--- begin Stored data ---

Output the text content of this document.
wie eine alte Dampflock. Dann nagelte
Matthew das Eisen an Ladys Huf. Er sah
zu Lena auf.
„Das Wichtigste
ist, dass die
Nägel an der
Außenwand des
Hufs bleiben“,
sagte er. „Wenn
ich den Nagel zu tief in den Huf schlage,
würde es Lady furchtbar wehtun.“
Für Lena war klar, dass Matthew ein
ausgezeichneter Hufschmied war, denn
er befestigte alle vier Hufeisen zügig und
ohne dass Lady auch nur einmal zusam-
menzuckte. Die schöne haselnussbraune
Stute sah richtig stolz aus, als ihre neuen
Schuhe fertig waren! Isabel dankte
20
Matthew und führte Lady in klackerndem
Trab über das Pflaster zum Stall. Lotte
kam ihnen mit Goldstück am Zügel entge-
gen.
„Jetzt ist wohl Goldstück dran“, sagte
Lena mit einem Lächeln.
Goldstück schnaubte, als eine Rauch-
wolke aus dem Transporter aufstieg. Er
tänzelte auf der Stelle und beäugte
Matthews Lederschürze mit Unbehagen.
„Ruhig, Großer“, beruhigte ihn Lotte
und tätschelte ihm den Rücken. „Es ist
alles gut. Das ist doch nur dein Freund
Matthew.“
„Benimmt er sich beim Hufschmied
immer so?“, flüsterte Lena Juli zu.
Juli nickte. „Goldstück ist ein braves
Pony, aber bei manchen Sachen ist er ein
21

--- end Stored data ---

> [To be done]
Extract the data exactly as given.

> [In response]
Output the text content of this document.
wie eine alte Dampflock. Dann nagelte
Matthew das Eisen an Ladys Huf. Er sah
zu Lena auf.
„Das Wichtigste
ist, dass die
Nägel an der
Außenwand des
Hufs bleiben“,
sagte er. „Wenn
ich den Nagel zu tief in den Huf schlage,
würde es Lady furchtbar wehtun.“
Für Lena war klar, dass Matthew ein
ausgezeichneter Hufschmied war, denn
er befestigte alle vier Hufeisen zügig und
ohne dass Lady auch nur einmal zusam-
menzuckte. Die schöne haselnussbraune
Stute sah richtig stolz aus, als ihre neuen
Schuhe fertig waren! Isabel dankte
20
Matthew und führte Lady in klackerndem
Trab über das Pflaster zum Stall. Lotte
kam ihnen mit Goldstück am Zügel entge-
gen.
„Jetzt ist wohl Goldstück dran“, sagte
Lena mit einem Lächeln.
Goldstück schnaubte, als eine Rauch-
wolke aus dem Transporter aufstieg. Er
tänzelte auf der Stelle und beäugte
Matthews Lederschürze mit Unbehagen.
„Ruhig, Großer“, beruhigte ihn Lotte
und tätschelte ihm den Rücken. „Es ist
alles gut. Das ist doch nur dein Freund
Matthew.“
„Benimmt er sich beim Hufschmied
immer so?“, flüsterte Lena Juli zu.
Juli nickte. „Goldstück ist ein braves
Pony, aber bei manchen Sachen ist er ein
21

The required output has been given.